Task input:

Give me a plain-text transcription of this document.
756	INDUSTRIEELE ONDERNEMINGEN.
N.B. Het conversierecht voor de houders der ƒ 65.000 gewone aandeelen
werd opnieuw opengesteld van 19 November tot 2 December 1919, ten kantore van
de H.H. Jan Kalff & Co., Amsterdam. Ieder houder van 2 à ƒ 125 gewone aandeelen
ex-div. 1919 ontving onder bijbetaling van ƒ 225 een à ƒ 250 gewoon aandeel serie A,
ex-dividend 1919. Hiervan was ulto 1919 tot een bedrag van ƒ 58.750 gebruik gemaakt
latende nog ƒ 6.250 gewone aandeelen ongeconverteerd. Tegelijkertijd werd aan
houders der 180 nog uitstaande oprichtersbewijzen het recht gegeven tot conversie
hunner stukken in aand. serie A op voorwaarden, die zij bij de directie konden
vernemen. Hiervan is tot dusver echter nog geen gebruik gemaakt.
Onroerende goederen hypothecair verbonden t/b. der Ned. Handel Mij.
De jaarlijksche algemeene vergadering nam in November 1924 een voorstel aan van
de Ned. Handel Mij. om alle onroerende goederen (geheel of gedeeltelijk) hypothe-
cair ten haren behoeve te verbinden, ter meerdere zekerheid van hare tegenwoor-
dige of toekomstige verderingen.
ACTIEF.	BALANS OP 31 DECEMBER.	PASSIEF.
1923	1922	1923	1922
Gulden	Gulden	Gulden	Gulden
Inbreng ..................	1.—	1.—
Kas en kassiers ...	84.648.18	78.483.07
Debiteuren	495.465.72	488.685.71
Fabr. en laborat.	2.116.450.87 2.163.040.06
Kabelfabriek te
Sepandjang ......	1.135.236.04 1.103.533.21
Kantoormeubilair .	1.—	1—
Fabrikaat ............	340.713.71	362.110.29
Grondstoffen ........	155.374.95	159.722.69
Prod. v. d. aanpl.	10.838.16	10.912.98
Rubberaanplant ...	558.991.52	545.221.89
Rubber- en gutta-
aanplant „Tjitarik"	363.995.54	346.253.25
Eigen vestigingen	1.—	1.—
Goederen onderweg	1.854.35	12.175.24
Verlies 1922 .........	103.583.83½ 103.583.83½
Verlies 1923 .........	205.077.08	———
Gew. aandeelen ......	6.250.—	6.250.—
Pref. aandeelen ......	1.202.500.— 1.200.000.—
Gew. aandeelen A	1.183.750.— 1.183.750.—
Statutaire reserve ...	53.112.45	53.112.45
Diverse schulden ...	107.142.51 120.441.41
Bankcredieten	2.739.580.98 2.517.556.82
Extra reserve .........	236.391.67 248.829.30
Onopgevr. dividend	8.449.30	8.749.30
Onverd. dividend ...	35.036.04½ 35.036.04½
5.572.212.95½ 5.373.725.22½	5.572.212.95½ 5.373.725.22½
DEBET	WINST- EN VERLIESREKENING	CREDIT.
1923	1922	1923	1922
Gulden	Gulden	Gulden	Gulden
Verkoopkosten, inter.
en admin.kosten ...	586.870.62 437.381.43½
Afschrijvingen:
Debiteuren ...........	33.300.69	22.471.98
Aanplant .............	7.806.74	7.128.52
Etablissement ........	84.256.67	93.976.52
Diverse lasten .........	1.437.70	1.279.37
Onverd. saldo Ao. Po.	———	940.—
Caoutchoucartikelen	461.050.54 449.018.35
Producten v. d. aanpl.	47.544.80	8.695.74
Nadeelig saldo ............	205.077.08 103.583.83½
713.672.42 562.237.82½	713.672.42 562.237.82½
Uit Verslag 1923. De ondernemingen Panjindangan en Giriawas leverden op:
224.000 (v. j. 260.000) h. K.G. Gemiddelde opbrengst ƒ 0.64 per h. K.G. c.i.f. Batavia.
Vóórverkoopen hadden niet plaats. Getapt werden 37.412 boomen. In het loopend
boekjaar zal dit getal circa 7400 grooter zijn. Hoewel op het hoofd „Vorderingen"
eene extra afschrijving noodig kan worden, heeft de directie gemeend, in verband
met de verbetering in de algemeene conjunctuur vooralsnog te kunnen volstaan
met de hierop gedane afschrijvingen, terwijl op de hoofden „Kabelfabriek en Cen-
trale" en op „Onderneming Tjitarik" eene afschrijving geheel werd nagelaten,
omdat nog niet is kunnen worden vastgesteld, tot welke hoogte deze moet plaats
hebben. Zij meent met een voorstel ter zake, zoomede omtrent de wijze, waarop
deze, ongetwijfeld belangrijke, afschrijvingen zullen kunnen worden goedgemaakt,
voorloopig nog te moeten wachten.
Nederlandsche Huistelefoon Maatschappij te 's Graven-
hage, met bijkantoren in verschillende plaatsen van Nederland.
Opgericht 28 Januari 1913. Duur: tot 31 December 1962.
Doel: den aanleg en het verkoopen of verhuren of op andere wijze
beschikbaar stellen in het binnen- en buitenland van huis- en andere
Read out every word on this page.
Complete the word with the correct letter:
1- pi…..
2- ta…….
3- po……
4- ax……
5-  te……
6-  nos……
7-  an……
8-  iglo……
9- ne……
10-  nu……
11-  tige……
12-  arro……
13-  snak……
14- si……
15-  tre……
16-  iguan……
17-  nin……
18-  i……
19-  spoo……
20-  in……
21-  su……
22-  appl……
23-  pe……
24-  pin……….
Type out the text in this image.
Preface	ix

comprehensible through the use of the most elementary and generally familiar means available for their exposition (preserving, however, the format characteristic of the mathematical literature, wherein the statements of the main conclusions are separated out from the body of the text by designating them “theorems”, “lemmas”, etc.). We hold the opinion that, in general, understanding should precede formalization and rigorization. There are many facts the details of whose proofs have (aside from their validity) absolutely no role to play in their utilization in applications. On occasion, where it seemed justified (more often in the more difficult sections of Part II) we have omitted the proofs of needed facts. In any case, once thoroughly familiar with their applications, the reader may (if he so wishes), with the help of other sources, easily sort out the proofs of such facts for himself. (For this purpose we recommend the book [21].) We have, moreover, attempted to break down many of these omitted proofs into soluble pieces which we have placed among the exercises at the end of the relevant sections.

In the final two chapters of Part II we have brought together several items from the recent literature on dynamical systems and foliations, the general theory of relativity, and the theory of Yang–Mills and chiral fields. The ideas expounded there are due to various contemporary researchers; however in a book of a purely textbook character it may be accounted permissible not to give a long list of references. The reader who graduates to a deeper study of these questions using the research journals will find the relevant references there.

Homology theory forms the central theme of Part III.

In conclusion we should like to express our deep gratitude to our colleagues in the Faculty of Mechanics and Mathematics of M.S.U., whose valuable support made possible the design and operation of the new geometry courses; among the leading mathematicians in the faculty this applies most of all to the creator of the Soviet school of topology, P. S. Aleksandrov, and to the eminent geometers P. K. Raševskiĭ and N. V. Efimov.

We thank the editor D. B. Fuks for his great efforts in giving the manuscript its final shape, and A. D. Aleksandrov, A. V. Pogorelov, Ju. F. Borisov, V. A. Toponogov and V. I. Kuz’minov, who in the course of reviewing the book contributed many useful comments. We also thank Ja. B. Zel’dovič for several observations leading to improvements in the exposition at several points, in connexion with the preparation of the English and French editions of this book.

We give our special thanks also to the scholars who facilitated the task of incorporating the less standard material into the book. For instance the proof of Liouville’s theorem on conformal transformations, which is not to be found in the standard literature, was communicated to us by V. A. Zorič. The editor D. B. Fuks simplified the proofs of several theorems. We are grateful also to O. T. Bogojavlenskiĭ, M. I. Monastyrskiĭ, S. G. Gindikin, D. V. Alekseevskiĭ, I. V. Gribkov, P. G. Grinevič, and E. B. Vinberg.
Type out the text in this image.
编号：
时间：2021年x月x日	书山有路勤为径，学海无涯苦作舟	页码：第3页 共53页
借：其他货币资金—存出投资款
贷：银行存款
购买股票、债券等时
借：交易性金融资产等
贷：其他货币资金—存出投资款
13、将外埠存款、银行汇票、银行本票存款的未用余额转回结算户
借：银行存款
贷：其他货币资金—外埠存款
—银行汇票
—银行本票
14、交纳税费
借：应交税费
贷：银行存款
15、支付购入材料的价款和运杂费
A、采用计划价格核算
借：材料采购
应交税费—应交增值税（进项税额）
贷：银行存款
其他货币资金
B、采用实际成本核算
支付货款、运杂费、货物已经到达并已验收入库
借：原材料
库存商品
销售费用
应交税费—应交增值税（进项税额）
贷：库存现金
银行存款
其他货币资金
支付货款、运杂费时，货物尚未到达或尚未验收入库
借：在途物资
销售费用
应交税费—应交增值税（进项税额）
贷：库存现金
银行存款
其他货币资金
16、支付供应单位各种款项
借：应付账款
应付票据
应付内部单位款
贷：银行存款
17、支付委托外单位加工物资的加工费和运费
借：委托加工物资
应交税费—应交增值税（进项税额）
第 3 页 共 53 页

What to do:
Give only the number of lines above that hold the string "worden".

Finished task:
3